*Brief*. Pull out every line from the listing that has the word "true".

Dataset excerpts:
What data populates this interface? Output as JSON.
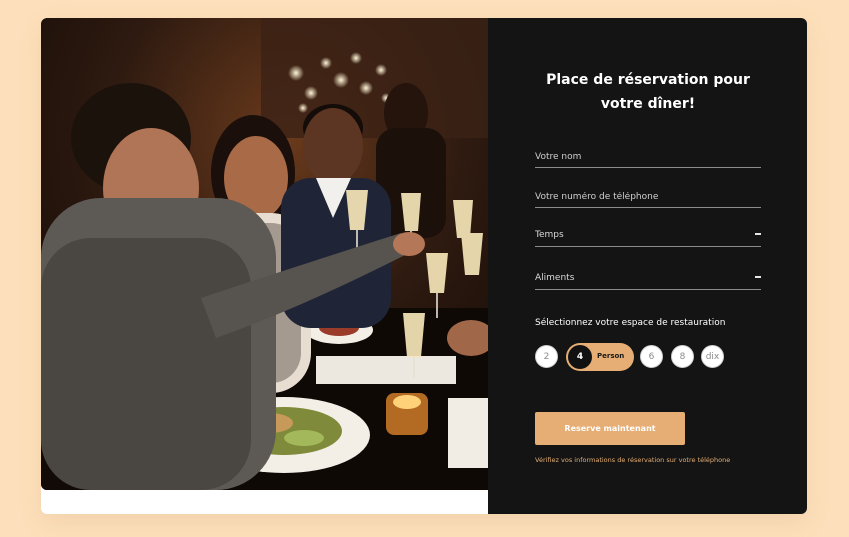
{
  "form": {
    "title": "Place de réservation pour votre dîner!",
    "name_placeholder": "Votre nom",
    "phone_placeholder": "Votre numéro de téléphone",
    "time_label": "Temps",
    "food_label": "Aliments",
    "section_label": "Sélectionnez votre espace de restauration",
    "seats": {
      "options": [
        "2",
        "4",
        "6",
        "8",
        "dix"
      ],
      "selected": "4",
      "selected_unit": "Person"
    },
    "submit_label": "Reserve maintenant",
    "note": "Vérifiez vos informations de réservation sur votre téléphone"
  },
  "colors": {
    "page_background": "#fde0bb",
    "panel_background": "#141414",
    "accent": "#e6ae74"
  }
}
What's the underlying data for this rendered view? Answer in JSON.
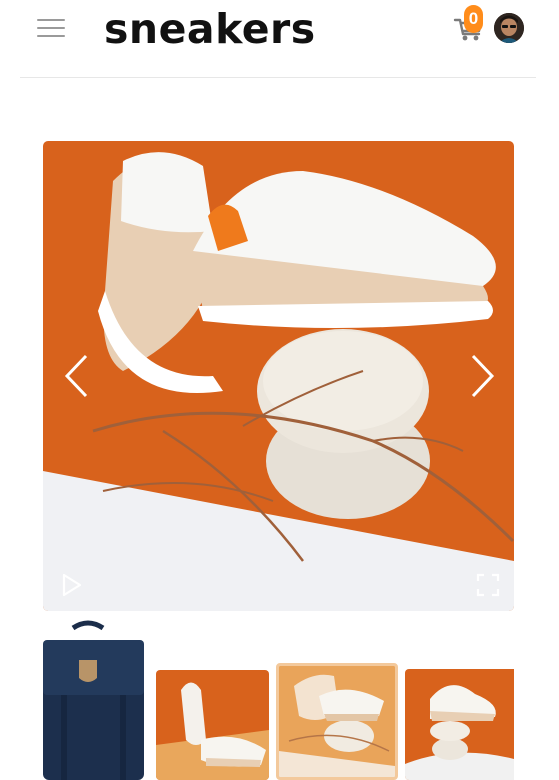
{
  "header": {
    "brand": "sneakers",
    "cart_count": "0",
    "menu_icon": "hamburger-icon",
    "cart_icon": "shopping-cart-icon"
  },
  "gallery": {
    "current_index": 3,
    "total_thumbnails": 4,
    "controls": [
      "chevron-left-icon",
      "chevron-right-icon",
      "play-icon",
      "fullscreen-icon"
    ]
  },
  "colors": {
    "brand_text": "#111111",
    "accent": "#ff8c1a",
    "backdrop_orange": "#d8621c",
    "thumb_active_border": "#f3c99c"
  }
}
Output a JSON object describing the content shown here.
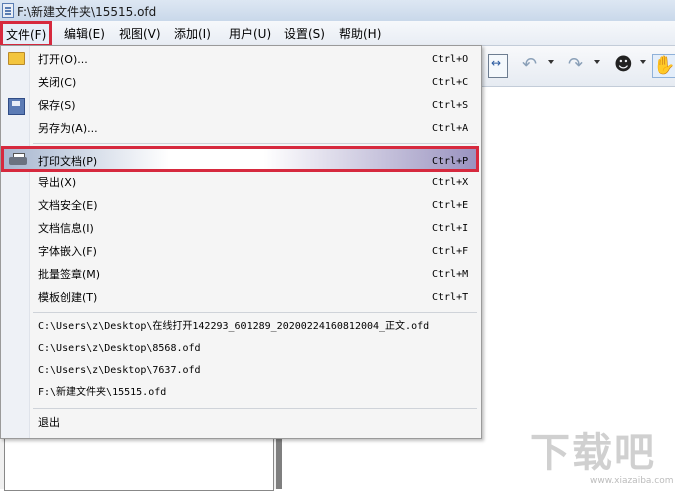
{
  "window": {
    "title": "F:\\新建文件夹\\15515.ofd"
  },
  "menubar": {
    "items": [
      {
        "label": "文件(F)",
        "active": true
      },
      {
        "label": "编辑(E)"
      },
      {
        "label": "视图(V)"
      },
      {
        "label": "添加(I)"
      },
      {
        "label": "用户(U)"
      },
      {
        "label": "设置(S)"
      },
      {
        "label": "帮助(H)"
      }
    ]
  },
  "file_menu": {
    "items": [
      {
        "label": "打开(O)...",
        "shortcut": "Ctrl+O",
        "icon": "folder-icon"
      },
      {
        "label": "关闭(C)",
        "shortcut": "Ctrl+C"
      },
      {
        "label": "保存(S)",
        "shortcut": "Ctrl+S",
        "icon": "save-icon"
      },
      {
        "label": "另存为(A)...",
        "shortcut": "Ctrl+A"
      },
      {
        "label": "打印文档(P)",
        "shortcut": "Ctrl+P",
        "icon": "printer-icon",
        "highlighted": true
      },
      {
        "label": "导出(X)",
        "shortcut": "Ctrl+X"
      },
      {
        "label": "文档安全(E)",
        "shortcut": "Ctrl+E"
      },
      {
        "label": "文档信息(I)",
        "shortcut": "Ctrl+I"
      },
      {
        "label": "字体嵌入(F)",
        "shortcut": "Ctrl+F"
      },
      {
        "label": "批量签章(M)",
        "shortcut": "Ctrl+M"
      },
      {
        "label": "模板创建(T)",
        "shortcut": "Ctrl+T"
      }
    ],
    "recent_files": [
      "C:\\Users\\z\\Desktop\\在线打开142293_601289_20200224160812004_正文.ofd",
      "C:\\Users\\z\\Desktop\\8568.ofd",
      "C:\\Users\\z\\Desktop\\7637.ofd",
      "F:\\新建文件夹\\15515.ofd"
    ],
    "exit_label": "退出"
  },
  "watermark": {
    "text": "下载吧",
    "sub": "www.xiazaiba.com"
  },
  "colors": {
    "highlight_border": "#d6293e",
    "menu_bg": "#f5f5f5"
  }
}
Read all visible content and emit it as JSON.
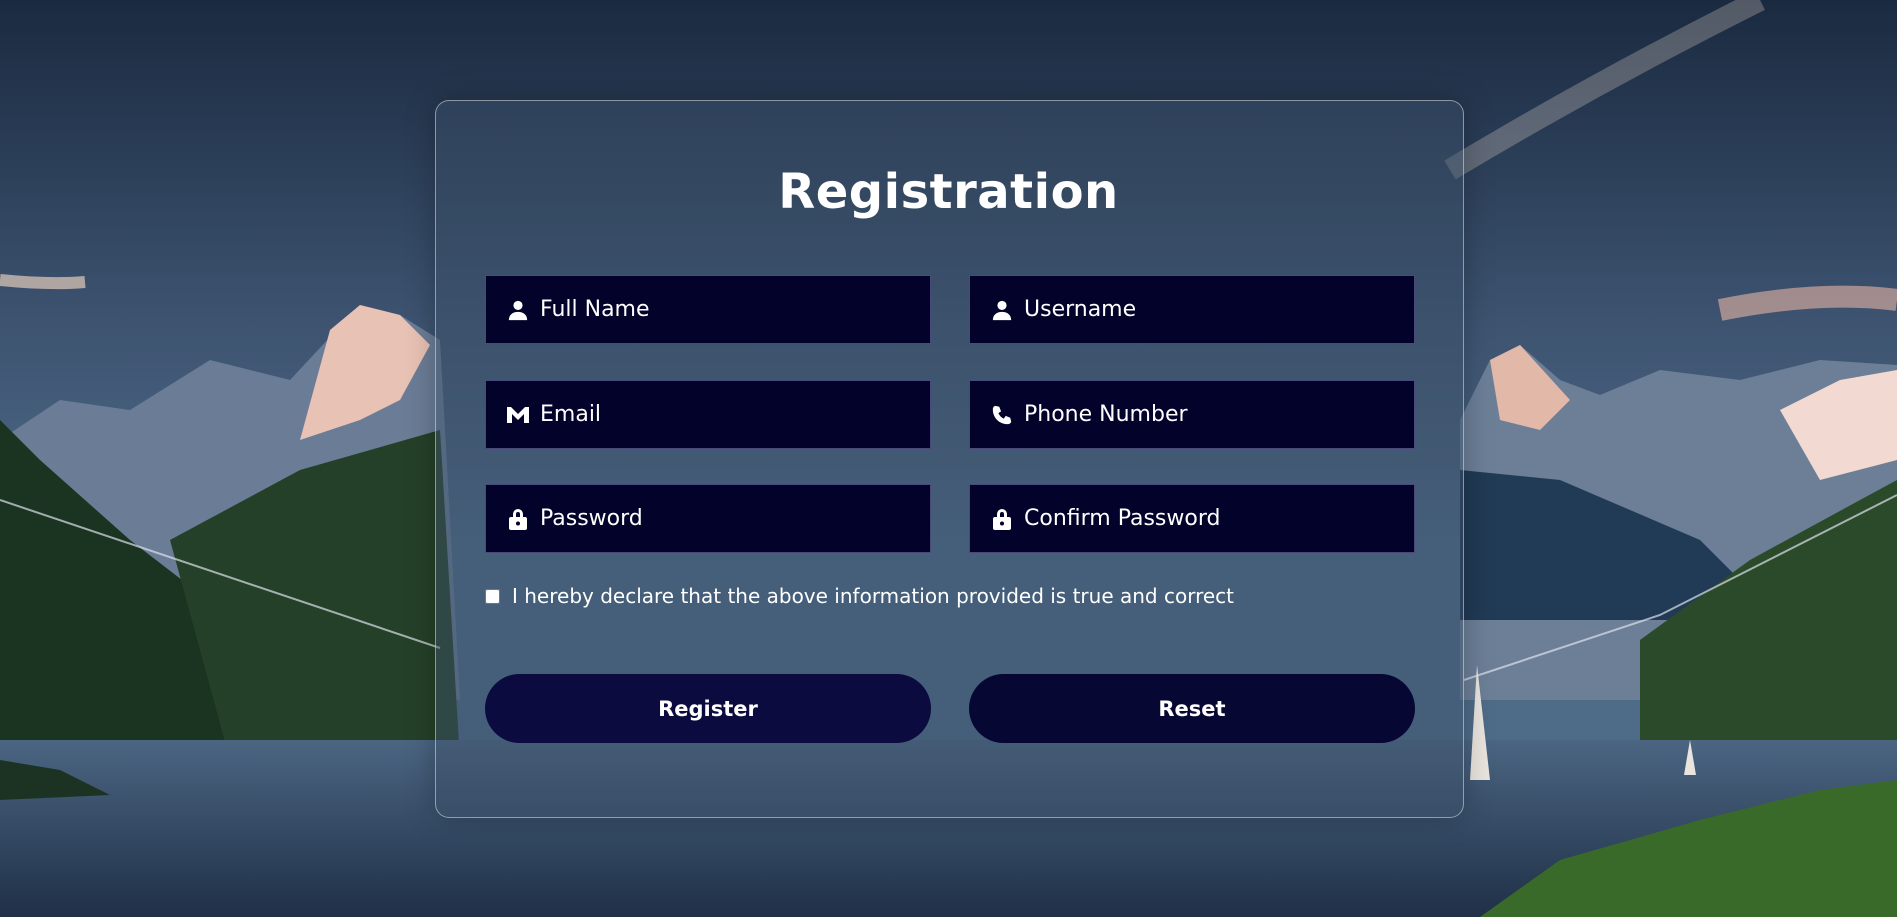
{
  "form": {
    "title": "Registration",
    "fields": [
      {
        "placeholder": "Full Name",
        "icon": "user-icon"
      },
      {
        "placeholder": "Username",
        "icon": "user-icon"
      },
      {
        "placeholder": "Email",
        "icon": "mail-icon"
      },
      {
        "placeholder": "Phone Number",
        "icon": "phone-icon"
      },
      {
        "placeholder": "Password",
        "icon": "lock-icon"
      },
      {
        "placeholder": "Confirm Password",
        "icon": "lock-icon"
      }
    ],
    "declaration": "I hereby declare that the above information provided is true and correct",
    "register_label": "Register",
    "reset_label": "Reset"
  },
  "colors": {
    "field_bg": "#03022a",
    "button_bg": "#0b0b3f",
    "text": "#ffffff"
  }
}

*Response for this exercise*.
        "active": true
        "highlighted": true
    "declaration": "I hereby declare that the above information provided is true and correct",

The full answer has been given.